**Objective**
Copy the data below exactly.

* start Records shown *

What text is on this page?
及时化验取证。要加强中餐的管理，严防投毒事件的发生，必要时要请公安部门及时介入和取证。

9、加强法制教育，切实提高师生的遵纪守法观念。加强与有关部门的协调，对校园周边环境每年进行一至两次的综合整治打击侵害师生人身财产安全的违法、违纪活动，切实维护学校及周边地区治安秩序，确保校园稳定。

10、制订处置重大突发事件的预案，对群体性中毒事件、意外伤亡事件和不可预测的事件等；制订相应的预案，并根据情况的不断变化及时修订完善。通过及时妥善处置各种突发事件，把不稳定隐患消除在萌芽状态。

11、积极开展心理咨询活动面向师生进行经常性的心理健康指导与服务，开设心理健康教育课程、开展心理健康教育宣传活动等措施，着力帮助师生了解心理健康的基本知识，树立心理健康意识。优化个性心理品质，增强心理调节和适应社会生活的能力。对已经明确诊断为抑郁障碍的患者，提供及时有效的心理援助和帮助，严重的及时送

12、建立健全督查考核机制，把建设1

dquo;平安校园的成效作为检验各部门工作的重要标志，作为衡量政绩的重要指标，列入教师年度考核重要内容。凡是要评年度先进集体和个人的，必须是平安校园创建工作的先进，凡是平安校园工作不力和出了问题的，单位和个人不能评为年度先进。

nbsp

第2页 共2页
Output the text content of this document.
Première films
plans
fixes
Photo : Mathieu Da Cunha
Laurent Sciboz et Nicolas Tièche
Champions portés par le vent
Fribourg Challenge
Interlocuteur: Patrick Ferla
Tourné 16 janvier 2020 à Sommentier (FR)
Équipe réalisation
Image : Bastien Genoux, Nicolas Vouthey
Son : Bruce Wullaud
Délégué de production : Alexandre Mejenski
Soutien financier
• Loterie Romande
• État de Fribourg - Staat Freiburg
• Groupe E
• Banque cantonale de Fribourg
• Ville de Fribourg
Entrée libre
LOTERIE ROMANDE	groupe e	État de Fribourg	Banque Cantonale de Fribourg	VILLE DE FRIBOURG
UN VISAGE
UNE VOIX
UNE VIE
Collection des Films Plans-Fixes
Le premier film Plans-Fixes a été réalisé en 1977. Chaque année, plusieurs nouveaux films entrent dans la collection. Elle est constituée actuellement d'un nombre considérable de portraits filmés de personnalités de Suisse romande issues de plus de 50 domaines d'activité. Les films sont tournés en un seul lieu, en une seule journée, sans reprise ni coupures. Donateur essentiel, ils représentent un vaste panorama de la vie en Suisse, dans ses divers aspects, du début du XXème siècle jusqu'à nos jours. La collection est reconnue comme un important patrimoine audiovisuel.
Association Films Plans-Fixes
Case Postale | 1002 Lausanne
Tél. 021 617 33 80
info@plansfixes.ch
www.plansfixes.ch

* end Records shown *

**Solution to the exercise**
What text is on this page?
及时化验取证。要加强中餐的管理，严防投毒事件的发生，必要时要请公安部门及时介入和取证。

9、加强法制教育，切实提高师生的遵纪守法观念。加强与有关部门的协调，对校园周边环境每年进行一至两次的综合整治打击侵害师生人身财产安全的违法、违纪活动，切实维护学校及周边地区治安秩序，确保校园稳定。

10、制订处置重大突发事件的预案，对群体性中毒事件、意外伤亡事件和不可预测的事件等；制订相应的预案，并根据情况的不断变化及时修订完善。通过及时妥善处置各种突发事件，把不稳定隐患消除在萌芽状态。

11、积极开展心理咨询活动面向师生进行经常性的心理健康指导与服务，开设心理健康教育课程、开展心理健康教育宣传活动等措施，着力帮助师生了解心理健康的基本知识，树立心理健康意识。优化个性心理品质，增强心理调节和适应社会生活的能力。对已经明确诊断为抑郁障碍的患者，提供及时有效的心理援助和帮助，严重的及时送

12、建立健全督查考核机制，把建设1

dquo;平安校园的成效作为检验各部门工作的重要标志，作为衡量政绩的重要指标，列入教师年度考核重要内容。凡是要评年度先进集体和个人的，必须是平安校园创建工作的先进，凡是平安校园工作不力和出了问题的，单位和个人不能评为年度先进。

nbsp

第2页 共2页
Output the text content of this document.
Première films
plans
fixes
Photo : Mathieu Da Cunha
Laurent Sciboz et Nicolas Tièche
Champions portés par le vent
Fribourg Challenge
Interlocuteur: Patrick Ferla
Tourné 16 janvier 2020 à Sommentier (FR)
Équipe réalisation
Image : Bastien Genoux, Nicolas Vouthey
Son : Bruce Wullaud
Délégué de production : Alexandre Mejenski
Soutien financier
• Loterie Romande
• État de Fribourg - Staat Freiburg
• Groupe E
• Banque cantonale de Fribourg
• Ville de Fribourg
Entrée libre
LOTERIE ROMANDE	groupe e	État de Fribourg	Banque Cantonale de Fribourg	VILLE DE FRIBOURG
UN VISAGE
UNE VOIX
UNE VIE
Collection des Films Plans-Fixes
Le premier film Plans-Fixes a été réalisé en 1977. Chaque année, plusieurs nouveaux films entrent dans la collection. Elle est constituée actuellement d'un nombre considérable de portraits filmés de personnalités de Suisse romande issues de plus de 50 domaines d'activité. Les films sont tournés en un seul lieu, en une seule journée, sans reprise ni coupures. Donateur essentiel, ils représentent un vaste panorama de la vie en Suisse, dans ses divers aspects, du début du XXème siècle jusqu'à nos jours. La collection est reconnue comme un important patrimoine audiovisuel.
Association Films Plans-Fixes
Case Postale | 1002 Lausanne
Tél. 021 617 33 80
info@plansfixes.ch
www.plansfixes.ch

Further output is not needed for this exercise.